▸ **Required task**
Your task is to locate every line holding the string "html" and to copy each of them.
*-*-*
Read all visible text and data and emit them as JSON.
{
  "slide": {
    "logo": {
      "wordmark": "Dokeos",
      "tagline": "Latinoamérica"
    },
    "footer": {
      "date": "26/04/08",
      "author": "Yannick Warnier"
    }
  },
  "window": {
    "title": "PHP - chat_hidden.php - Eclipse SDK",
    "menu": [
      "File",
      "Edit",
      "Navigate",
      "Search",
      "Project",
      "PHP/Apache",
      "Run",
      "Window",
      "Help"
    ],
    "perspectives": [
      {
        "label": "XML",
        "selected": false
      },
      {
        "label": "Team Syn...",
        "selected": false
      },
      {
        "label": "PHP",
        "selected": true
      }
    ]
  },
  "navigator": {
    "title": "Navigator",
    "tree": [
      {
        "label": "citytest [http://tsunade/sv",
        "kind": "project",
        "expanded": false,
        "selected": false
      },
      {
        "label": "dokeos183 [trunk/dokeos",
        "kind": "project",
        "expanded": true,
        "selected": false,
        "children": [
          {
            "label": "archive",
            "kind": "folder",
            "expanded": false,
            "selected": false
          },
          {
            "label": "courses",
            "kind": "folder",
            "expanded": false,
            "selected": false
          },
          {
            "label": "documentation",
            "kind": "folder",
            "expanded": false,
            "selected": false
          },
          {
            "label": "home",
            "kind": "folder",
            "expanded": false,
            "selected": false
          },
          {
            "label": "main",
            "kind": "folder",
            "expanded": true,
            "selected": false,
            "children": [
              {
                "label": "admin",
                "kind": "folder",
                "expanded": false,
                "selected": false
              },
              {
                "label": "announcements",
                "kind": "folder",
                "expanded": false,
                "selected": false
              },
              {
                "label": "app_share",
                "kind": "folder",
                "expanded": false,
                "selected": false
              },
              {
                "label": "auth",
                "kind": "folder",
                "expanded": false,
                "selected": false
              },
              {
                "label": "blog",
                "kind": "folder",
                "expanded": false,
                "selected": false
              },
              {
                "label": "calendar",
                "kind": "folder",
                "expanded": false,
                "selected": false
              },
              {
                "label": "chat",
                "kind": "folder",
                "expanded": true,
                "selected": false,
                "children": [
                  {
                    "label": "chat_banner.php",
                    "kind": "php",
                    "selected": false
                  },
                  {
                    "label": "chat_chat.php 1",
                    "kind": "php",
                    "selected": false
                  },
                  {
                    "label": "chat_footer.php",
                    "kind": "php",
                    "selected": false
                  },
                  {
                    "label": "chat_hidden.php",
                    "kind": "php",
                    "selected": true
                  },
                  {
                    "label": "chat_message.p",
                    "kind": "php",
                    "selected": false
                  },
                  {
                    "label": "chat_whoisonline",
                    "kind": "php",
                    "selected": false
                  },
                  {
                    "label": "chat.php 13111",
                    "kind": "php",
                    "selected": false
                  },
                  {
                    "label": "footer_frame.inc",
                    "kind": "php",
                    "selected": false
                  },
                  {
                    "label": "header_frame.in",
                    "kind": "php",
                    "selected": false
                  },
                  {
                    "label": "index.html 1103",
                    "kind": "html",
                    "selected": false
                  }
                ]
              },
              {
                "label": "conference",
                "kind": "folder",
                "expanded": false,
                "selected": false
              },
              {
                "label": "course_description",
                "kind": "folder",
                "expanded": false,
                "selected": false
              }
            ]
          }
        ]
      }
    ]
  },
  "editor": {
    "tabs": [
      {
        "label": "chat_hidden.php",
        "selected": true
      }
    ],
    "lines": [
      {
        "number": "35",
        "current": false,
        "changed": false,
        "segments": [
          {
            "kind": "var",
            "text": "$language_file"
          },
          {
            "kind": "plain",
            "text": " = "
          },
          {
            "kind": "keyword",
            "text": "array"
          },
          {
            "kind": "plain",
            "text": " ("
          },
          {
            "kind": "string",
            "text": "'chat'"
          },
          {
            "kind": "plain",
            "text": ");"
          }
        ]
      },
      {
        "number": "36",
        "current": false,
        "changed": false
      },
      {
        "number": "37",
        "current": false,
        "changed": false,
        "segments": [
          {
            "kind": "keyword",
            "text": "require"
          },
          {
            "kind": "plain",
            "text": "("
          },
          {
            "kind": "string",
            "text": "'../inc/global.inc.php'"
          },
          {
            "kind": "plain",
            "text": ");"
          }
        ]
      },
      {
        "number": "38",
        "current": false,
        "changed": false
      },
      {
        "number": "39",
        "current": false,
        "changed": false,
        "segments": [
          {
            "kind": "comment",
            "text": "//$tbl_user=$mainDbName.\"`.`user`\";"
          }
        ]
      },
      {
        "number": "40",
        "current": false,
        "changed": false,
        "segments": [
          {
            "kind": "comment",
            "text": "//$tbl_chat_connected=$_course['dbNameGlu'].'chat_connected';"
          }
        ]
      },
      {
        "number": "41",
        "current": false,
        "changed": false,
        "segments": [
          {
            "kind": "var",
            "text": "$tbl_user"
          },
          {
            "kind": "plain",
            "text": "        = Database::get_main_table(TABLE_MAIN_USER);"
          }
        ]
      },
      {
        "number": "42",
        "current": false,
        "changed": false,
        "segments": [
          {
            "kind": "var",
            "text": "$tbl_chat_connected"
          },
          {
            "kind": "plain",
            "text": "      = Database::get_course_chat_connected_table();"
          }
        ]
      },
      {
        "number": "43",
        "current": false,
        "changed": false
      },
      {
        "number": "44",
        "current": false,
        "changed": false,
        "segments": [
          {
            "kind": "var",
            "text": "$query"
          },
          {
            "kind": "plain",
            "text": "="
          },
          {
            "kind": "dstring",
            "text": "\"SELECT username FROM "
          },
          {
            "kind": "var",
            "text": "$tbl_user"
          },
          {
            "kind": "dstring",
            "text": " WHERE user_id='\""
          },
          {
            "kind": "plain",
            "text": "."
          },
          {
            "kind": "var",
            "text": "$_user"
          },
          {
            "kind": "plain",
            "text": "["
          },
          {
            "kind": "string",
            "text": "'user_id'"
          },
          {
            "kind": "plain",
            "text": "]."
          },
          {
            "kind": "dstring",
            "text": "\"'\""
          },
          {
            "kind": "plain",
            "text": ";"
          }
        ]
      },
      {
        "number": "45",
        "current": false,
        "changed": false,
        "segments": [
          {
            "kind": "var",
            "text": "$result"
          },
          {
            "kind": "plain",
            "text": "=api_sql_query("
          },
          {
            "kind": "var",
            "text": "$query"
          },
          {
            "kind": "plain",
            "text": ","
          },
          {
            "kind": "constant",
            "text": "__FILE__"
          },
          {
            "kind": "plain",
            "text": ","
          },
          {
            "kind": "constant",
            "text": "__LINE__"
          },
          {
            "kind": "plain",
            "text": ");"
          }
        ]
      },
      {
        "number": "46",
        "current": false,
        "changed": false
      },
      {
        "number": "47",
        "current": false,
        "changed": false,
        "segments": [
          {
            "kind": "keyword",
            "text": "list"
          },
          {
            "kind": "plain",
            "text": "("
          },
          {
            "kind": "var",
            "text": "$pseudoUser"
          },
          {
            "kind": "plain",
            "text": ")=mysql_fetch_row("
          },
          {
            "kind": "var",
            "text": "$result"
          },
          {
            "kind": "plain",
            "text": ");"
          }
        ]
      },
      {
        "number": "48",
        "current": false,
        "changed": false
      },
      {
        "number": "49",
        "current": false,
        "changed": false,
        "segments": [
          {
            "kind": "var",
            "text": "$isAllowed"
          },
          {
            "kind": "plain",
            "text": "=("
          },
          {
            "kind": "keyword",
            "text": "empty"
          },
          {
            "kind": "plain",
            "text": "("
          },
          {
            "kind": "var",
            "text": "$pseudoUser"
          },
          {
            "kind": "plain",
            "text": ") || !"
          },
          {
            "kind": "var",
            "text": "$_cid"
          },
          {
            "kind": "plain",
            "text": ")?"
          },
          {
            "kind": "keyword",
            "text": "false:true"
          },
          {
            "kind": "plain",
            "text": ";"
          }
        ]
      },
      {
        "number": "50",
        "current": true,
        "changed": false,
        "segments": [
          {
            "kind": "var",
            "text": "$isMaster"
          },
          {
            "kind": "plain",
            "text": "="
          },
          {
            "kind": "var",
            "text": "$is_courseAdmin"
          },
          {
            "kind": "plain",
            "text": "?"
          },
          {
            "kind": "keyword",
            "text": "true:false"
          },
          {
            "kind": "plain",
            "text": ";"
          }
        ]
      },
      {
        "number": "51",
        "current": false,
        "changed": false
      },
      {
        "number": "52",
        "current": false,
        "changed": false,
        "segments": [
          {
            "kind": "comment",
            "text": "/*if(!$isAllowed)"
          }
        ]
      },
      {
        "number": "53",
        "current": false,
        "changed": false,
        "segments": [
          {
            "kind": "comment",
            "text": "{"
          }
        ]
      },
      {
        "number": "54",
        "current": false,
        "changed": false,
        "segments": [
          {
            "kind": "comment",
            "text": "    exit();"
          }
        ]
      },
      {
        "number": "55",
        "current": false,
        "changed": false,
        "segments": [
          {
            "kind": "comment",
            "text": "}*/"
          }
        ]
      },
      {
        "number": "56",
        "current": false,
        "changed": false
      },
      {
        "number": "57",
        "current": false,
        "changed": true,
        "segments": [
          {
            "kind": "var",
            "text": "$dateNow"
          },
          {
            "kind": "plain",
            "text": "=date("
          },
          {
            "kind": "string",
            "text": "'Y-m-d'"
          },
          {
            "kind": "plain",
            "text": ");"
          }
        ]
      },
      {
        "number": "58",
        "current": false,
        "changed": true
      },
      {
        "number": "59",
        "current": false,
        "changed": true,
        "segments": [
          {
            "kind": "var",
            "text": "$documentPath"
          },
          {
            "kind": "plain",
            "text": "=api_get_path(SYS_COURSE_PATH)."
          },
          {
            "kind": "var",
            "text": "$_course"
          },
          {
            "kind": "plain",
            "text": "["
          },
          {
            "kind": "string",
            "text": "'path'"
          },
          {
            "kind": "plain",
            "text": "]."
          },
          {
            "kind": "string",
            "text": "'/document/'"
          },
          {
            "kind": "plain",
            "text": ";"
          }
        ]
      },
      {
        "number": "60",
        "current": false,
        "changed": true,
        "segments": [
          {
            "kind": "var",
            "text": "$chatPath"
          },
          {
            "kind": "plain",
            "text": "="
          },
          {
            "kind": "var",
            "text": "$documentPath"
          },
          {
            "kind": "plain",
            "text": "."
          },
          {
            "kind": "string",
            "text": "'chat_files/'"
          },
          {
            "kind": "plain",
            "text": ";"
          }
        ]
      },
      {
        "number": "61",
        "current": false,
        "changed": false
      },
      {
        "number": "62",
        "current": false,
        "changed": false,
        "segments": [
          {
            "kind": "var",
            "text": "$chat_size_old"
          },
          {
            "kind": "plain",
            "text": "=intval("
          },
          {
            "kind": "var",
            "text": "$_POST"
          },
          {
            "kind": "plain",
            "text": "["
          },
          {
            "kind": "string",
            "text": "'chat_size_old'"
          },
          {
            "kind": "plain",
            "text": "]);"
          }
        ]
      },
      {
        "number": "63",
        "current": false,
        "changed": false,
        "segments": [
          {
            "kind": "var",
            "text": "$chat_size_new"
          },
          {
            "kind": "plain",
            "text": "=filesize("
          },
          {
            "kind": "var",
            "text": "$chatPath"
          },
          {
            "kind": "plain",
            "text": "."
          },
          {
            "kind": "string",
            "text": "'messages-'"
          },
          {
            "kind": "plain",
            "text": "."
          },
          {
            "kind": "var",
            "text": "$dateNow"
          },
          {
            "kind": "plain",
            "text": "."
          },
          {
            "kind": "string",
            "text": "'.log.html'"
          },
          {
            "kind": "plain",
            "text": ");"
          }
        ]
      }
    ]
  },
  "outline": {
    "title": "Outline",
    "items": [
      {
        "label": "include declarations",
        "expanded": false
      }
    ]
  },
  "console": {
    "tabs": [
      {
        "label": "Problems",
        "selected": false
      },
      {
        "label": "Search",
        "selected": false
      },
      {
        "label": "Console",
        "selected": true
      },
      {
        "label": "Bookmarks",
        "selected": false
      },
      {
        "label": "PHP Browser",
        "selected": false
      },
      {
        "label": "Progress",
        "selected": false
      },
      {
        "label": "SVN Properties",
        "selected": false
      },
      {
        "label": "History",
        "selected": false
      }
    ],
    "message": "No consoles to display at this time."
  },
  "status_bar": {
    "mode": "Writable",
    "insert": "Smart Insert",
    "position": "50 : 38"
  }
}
*-*-*
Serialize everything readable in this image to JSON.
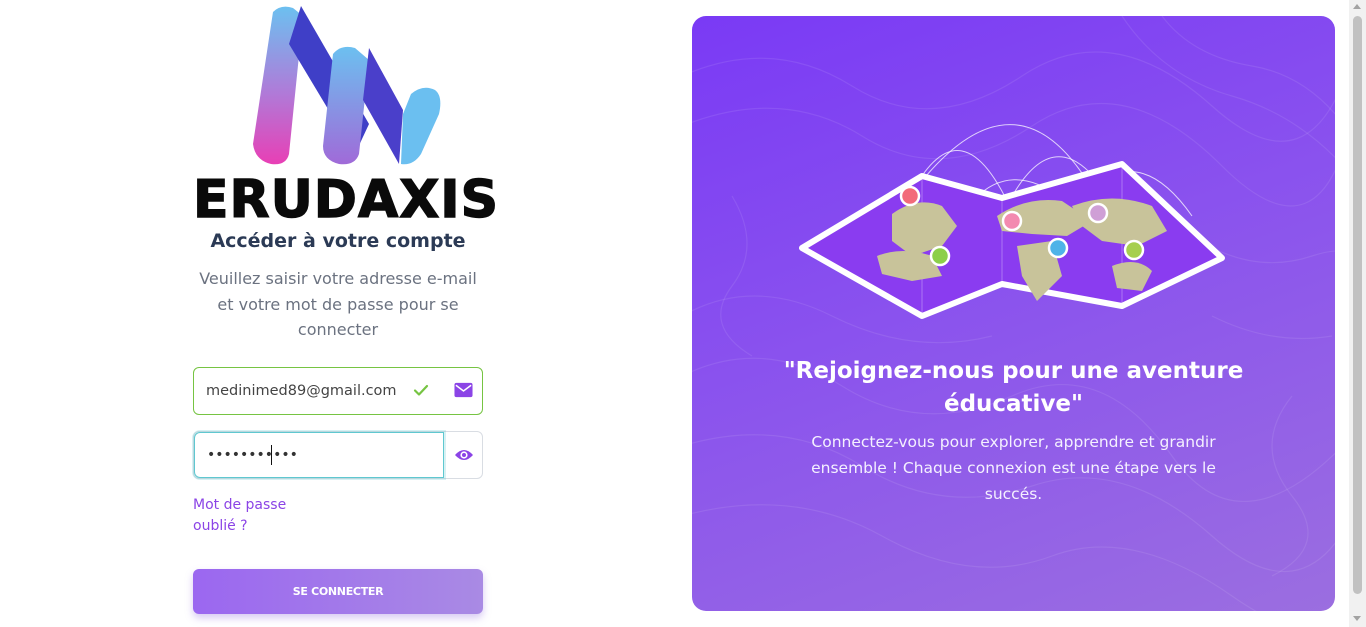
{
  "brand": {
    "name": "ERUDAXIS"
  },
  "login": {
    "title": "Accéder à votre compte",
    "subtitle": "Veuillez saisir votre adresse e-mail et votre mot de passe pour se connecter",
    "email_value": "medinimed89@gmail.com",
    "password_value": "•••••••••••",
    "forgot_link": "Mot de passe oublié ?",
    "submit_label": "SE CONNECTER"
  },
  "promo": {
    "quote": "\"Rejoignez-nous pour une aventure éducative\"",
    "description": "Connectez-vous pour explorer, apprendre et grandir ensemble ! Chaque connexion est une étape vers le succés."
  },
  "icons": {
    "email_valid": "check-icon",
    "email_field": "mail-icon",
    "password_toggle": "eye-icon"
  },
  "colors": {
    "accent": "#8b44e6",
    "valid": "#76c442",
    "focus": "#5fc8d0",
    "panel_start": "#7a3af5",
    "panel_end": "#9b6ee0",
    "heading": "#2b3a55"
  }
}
*-*-*
▸ **Exercise output**
                    "label": "index.html 1103",
                    "kind": "html",
            "text": "'.log.html'"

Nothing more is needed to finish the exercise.